■ OBJECTIVE ■
Each entry below should be reproduced character for character.

— start —

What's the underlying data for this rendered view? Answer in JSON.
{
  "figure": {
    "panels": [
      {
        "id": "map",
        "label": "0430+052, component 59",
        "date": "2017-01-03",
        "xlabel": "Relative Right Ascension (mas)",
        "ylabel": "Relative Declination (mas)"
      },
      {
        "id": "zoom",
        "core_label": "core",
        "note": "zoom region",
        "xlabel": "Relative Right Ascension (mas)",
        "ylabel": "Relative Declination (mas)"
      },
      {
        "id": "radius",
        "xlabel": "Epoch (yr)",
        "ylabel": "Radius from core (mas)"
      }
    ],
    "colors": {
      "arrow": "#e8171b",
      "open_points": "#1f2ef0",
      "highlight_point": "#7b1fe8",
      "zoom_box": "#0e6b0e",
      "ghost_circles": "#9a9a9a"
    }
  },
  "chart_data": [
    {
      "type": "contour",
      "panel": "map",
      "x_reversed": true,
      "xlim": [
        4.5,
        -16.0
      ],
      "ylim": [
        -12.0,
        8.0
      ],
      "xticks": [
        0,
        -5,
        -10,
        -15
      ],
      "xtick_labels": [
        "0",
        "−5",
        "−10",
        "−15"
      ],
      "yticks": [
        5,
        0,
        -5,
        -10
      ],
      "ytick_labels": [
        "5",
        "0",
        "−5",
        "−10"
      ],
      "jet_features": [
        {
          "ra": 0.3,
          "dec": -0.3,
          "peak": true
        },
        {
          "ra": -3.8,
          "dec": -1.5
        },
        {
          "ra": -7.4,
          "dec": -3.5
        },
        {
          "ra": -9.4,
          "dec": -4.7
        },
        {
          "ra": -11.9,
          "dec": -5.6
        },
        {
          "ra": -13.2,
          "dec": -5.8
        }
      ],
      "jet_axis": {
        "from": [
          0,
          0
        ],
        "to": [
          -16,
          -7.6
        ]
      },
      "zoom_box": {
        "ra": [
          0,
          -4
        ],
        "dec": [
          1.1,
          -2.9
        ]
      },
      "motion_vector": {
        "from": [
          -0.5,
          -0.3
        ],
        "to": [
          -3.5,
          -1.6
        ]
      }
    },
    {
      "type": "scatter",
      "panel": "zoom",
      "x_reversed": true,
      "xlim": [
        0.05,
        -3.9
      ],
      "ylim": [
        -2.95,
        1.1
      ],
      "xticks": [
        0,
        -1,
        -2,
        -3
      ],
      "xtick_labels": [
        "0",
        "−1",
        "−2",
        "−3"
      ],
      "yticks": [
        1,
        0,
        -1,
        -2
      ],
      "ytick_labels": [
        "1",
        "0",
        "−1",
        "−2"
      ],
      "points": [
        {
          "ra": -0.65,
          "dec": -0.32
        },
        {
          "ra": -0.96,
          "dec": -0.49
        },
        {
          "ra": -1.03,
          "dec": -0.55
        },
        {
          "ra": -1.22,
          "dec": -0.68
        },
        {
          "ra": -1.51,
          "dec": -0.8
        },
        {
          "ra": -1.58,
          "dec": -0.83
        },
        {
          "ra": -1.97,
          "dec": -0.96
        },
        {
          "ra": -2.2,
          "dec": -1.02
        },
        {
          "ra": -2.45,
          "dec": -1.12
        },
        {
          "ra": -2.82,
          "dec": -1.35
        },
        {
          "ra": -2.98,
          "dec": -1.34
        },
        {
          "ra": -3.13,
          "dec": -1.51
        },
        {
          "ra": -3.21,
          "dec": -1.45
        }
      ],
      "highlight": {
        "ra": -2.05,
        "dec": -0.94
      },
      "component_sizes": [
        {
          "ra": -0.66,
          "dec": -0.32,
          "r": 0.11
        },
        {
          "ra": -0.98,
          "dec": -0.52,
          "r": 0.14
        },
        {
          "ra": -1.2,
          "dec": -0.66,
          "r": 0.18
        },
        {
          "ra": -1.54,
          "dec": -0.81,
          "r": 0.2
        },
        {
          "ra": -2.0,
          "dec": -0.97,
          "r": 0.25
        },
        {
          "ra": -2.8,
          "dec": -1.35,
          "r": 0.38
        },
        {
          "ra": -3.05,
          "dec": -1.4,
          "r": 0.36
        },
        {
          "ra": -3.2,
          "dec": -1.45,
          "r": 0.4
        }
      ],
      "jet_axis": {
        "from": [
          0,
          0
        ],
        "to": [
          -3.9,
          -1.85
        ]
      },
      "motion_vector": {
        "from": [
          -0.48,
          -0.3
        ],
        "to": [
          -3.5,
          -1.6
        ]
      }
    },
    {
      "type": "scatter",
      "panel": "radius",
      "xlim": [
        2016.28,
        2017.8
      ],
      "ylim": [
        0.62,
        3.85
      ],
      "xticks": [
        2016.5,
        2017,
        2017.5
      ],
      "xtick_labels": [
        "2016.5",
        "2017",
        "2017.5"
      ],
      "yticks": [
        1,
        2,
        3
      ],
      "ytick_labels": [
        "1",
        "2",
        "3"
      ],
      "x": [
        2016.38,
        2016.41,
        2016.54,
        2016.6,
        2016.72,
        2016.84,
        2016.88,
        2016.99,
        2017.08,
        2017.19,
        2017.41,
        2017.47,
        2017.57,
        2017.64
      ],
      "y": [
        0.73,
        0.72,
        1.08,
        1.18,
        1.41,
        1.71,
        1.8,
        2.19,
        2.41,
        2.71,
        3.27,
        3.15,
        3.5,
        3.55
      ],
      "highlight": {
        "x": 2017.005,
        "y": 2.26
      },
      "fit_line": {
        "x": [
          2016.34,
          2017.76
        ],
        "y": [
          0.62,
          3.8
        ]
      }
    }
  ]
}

— end —

■ RESULT FOR THIS TASK ■
What's the underlying data for this rendered view? Answer in JSON.
{
  "figure": {
    "panels": [
      {
        "id": "map",
        "label": "0430+052, component 59",
        "date": "2017-01-03",
        "xlabel": "Relative Right Ascension (mas)",
        "ylabel": "Relative Declination (mas)"
      },
      {
        "id": "zoom",
        "core_label": "core",
        "note": "zoom region",
        "xlabel": "Relative Right Ascension (mas)",
        "ylabel": "Relative Declination (mas)"
      },
      {
        "id": "radius",
        "xlabel": "Epoch (yr)",
        "ylabel": "Radius from core (mas)"
      }
    ],
    "colors": {
      "arrow": "#e8171b",
      "open_points": "#1f2ef0",
      "highlight_point": "#7b1fe8",
      "zoom_box": "#0e6b0e",
      "ghost_circles": "#9a9a9a"
    }
  },
  "chart_data": [
    {
      "type": "contour",
      "panel": "map",
      "x_reversed": true,
      "xlim": [
        4.5,
        -16.0
      ],
      "ylim": [
        -12.0,
        8.0
      ],
      "xticks": [
        0,
        -5,
        -10,
        -15
      ],
      "xtick_labels": [
        "0",
        "−5",
        "−10",
        "−15"
      ],
      "yticks": [
        5,
        0,
        -5,
        -10
      ],
      "ytick_labels": [
        "5",
        "0",
        "−5",
        "−10"
      ],
      "jet_features": [
        {
          "ra": 0.3,
          "dec": -0.3,
          "peak": true
        },
        {
          "ra": -3.8,
          "dec": -1.5
        },
        {
          "ra": -7.4,
          "dec": -3.5
        },
        {
          "ra": -9.4,
          "dec": -4.7
        },
        {
          "ra": -11.9,
          "dec": -5.6
        },
        {
          "ra": -13.2,
          "dec": -5.8
        }
      ],
      "jet_axis": {
        "from": [
          0,
          0
        ],
        "to": [
          -16,
          -7.6
        ]
      },
      "zoom_box": {
        "ra": [
          0,
          -4
        ],
        "dec": [
          1.1,
          -2.9
        ]
      },
      "motion_vector": {
        "from": [
          -0.5,
          -0.3
        ],
        "to": [
          -3.5,
          -1.6
        ]
      }
    },
    {
      "type": "scatter",
      "panel": "zoom",
      "x_reversed": true,
      "xlim": [
        0.05,
        -3.9
      ],
      "ylim": [
        -2.95,
        1.1
      ],
      "xticks": [
        0,
        -1,
        -2,
        -3
      ],
      "xtick_labels": [
        "0",
        "−1",
        "−2",
        "−3"
      ],
      "yticks": [
        1,
        0,
        -1,
        -2
      ],
      "ytick_labels": [
        "1",
        "0",
        "−1",
        "−2"
      ],
      "points": [
        {
          "ra": -0.65,
          "dec": -0.32
        },
        {
          "ra": -0.96,
          "dec": -0.49
        },
        {
          "ra": -1.03,
          "dec": -0.55
        },
        {
          "ra": -1.22,
          "dec": -0.68
        },
        {
          "ra": -1.51,
          "dec": -0.8
        },
        {
          "ra": -1.58,
          "dec": -0.83
        },
        {
          "ra": -1.97,
          "dec": -0.96
        },
        {
          "ra": -2.2,
          "dec": -1.02
        },
        {
          "ra": -2.45,
          "dec": -1.12
        },
        {
          "ra": -2.82,
          "dec": -1.35
        },
        {
          "ra": -2.98,
          "dec": -1.34
        },
        {
          "ra": -3.13,
          "dec": -1.51
        },
        {
          "ra": -3.21,
          "dec": -1.45
        }
      ],
      "highlight": {
        "ra": -2.05,
        "dec": -0.94
      },
      "component_sizes": [
        {
          "ra": -0.66,
          "dec": -0.32,
          "r": 0.11
        },
        {
          "ra": -0.98,
          "dec": -0.52,
          "r": 0.14
        },
        {
          "ra": -1.2,
          "dec": -0.66,
          "r": 0.18
        },
        {
          "ra": -1.54,
          "dec": -0.81,
          "r": 0.2
        },
        {
          "ra": -2.0,
          "dec": -0.97,
          "r": 0.25
        },
        {
          "ra": -2.8,
          "dec": -1.35,
          "r": 0.38
        },
        {
          "ra": -3.05,
          "dec": -1.4,
          "r": 0.36
        },
        {
          "ra": -3.2,
          "dec": -1.45,
          "r": 0.4
        }
      ],
      "jet_axis": {
        "from": [
          0,
          0
        ],
        "to": [
          -3.9,
          -1.85
        ]
      },
      "motion_vector": {
        "from": [
          -0.48,
          -0.3
        ],
        "to": [
          -3.5,
          -1.6
        ]
      }
    },
    {
      "type": "scatter",
      "panel": "radius",
      "xlim": [
        2016.28,
        2017.8
      ],
      "ylim": [
        0.62,
        3.85
      ],
      "xticks": [
        2016.5,
        2017,
        2017.5
      ],
      "xtick_labels": [
        "2016.5",
        "2017",
        "2017.5"
      ],
      "yticks": [
        1,
        2,
        3
      ],
      "ytick_labels": [
        "1",
        "2",
        "3"
      ],
      "x": [
        2016.38,
        2016.41,
        2016.54,
        2016.6,
        2016.72,
        2016.84,
        2016.88,
        2016.99,
        2017.08,
        2017.19,
        2017.41,
        2017.47,
        2017.57,
        2017.64
      ],
      "y": [
        0.73,
        0.72,
        1.08,
        1.18,
        1.41,
        1.71,
        1.8,
        2.19,
        2.41,
        2.71,
        3.27,
        3.15,
        3.5,
        3.55
      ],
      "highlight": {
        "x": 2017.005,
        "y": 2.26
      },
      "fit_line": {
        "x": [
          2016.34,
          2017.76
        ],
        "y": [
          0.62,
          3.8
        ]
      }
    }
  ]
}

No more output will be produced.